* **Assigned task**
Keep writing the arc flash safety piece, going on from its last sentence.

START Document passage

National Fire Protection Association, National Safety Council, and Bureau of Labor Statistics data indicate that 10 arc flash accidents happen every day in the U.S. More than 3,600 disabling electrical contact injuries happen every year.
Last year in Oregon two workers were seriously burned in arc flash incidents:
July 2012: A worker was troubleshooting an electrical system for a water pump at a client's site. As he tested the in-feed side of the power in the disconnect box, there was an arc flash that burned his left hand and arm.
September 2012: A worker was working in a panel box changing a contactor when the contactor failed, causing an arc flash that burned his left arm, face, and neck.
The accident described below, which happened in 2011 when an Oregon worker was retrieving fish tape from a conduit line, shows what can happen when the requirements of a Level II hot work permit are ignored.
Worker seriously burned in arc flash explosion
Workers were installing 480-volt nominal service at a food processing plant for future use. At the time, the plant was using existing service at the same branch circuits. The system was live at the panel where the workers were attempting to take a measurement for an additional service wire.

END Document passage
START Extracted data

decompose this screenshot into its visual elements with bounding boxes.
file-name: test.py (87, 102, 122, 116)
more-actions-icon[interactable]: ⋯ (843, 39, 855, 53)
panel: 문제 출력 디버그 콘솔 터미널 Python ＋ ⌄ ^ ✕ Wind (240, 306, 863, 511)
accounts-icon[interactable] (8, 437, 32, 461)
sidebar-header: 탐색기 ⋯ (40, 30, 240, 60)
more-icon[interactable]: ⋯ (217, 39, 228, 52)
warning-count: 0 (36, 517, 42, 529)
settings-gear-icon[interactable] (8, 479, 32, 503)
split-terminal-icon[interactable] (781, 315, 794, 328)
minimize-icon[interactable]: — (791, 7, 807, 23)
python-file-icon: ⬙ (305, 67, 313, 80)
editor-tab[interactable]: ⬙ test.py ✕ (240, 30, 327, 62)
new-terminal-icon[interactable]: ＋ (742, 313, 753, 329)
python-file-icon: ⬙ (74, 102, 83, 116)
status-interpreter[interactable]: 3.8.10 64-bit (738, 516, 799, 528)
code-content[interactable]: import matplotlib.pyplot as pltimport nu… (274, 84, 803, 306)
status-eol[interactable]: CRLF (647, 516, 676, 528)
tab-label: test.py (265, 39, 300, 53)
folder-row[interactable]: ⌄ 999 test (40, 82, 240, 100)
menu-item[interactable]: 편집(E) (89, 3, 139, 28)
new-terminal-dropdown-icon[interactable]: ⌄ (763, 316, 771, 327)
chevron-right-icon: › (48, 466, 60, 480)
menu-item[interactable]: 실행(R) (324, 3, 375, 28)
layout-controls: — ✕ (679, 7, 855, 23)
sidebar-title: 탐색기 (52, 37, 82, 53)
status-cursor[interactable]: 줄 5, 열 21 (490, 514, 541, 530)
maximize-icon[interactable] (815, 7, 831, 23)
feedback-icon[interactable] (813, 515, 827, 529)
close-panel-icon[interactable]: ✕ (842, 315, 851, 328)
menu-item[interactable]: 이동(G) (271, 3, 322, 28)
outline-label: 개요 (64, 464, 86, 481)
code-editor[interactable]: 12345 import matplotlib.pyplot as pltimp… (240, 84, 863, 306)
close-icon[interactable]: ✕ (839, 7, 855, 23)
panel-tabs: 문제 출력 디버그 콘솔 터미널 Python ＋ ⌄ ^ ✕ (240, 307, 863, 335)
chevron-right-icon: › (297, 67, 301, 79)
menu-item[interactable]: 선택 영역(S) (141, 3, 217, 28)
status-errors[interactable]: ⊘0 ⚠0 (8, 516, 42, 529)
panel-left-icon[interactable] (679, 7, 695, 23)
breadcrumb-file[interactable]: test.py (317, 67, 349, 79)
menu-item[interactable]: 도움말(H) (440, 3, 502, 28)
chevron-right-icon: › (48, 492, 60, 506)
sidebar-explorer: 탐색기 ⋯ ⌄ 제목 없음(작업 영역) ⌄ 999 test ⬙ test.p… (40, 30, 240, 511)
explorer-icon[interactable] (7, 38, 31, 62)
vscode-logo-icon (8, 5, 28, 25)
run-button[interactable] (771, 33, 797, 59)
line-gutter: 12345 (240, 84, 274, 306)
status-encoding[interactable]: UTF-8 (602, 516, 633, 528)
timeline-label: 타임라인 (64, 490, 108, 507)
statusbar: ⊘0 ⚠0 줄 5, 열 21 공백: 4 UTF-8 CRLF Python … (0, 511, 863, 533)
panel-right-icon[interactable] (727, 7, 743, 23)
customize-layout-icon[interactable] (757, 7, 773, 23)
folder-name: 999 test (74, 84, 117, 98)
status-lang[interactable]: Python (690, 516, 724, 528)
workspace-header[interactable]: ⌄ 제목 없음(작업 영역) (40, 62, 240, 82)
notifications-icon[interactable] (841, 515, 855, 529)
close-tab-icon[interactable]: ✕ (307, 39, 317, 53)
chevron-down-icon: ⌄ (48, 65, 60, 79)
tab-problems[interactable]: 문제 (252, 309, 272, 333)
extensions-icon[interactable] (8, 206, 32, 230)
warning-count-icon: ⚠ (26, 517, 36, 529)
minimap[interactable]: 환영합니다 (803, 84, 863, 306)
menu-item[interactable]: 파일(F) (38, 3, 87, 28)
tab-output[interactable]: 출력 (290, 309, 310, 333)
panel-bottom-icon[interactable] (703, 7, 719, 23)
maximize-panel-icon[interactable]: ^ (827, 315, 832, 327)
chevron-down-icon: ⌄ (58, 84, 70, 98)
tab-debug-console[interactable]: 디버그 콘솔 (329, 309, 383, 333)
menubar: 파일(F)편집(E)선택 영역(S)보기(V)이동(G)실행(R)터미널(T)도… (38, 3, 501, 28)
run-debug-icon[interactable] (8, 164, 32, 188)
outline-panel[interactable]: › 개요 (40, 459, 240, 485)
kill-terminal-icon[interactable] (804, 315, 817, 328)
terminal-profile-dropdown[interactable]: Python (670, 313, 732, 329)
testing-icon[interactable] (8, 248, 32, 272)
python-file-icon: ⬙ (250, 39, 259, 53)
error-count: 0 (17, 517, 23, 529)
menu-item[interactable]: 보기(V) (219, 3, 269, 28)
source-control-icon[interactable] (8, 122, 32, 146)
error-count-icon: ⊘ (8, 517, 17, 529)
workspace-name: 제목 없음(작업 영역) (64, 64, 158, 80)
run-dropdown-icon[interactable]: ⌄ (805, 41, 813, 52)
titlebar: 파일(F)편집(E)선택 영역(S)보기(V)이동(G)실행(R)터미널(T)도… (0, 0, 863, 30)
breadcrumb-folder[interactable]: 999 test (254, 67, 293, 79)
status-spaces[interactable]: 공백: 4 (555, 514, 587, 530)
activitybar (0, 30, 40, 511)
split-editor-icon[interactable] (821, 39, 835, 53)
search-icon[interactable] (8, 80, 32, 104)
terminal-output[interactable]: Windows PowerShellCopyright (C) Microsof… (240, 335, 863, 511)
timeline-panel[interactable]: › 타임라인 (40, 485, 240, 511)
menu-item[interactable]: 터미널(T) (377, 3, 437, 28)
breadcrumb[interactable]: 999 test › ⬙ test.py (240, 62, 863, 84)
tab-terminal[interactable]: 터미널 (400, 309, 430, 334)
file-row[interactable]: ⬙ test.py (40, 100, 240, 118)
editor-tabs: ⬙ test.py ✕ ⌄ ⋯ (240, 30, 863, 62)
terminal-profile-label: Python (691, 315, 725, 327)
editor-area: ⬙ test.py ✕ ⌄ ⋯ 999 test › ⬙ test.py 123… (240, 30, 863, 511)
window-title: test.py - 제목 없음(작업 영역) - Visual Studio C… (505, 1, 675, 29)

END Extracted data

* **Response below**
The victim was waiting at the end of eight separate conduit holes to retrieve fish tape that workers on the second floor were running through conduit they had installed for the new service.
Although he was not sure from which one of the eight conduits the fish tape would emerge, he lay on the ground expecting it to be a lower one. As he was watching, the end of the tape sprung out of a higher conduit; however, because the bus bar was activated and carrying an electrical load of approximately 480 volts nominal AC and 3,000 amps, as soon as it touched the back of the bus bar, it created an explosion and fireball.
He received burns from the fireball on his face and the back of his hands. The arc flash blew out two of the branch circuit boxes and burned the rest of the services.
One of the workers watching as the victim was attempting to receive the fish tape immediately ran down two flights of stairs to tend to him after the accident.
Another employee, who was pushing the fish tape through from the second floor, experienced a near miss when a flame came out of the conduit just two feet from his shoulder. He felt the heat of the 1,500-degree flame but did not receive an injury.
After emergency responders arrived, the victim was transported to a nearby hospital where he was treated and transferred to the Oregon Burn Unit in Portland for second- and third-degree burns to his face and hands.
The work required a Level II hot work permit, which included a qualified buddy (journeyman electrician), hard hats, safety glasses, full-face shield (flash rated, nonconductive), rubber gloves (properly rated and tested at 1,000 volts per minute), double-insulated hand tools, flame retardant outer garments, a copy of the "hot work process," and a rescue system.
But the victim did not have a Level II hot work permit – only one pair of safety glasses.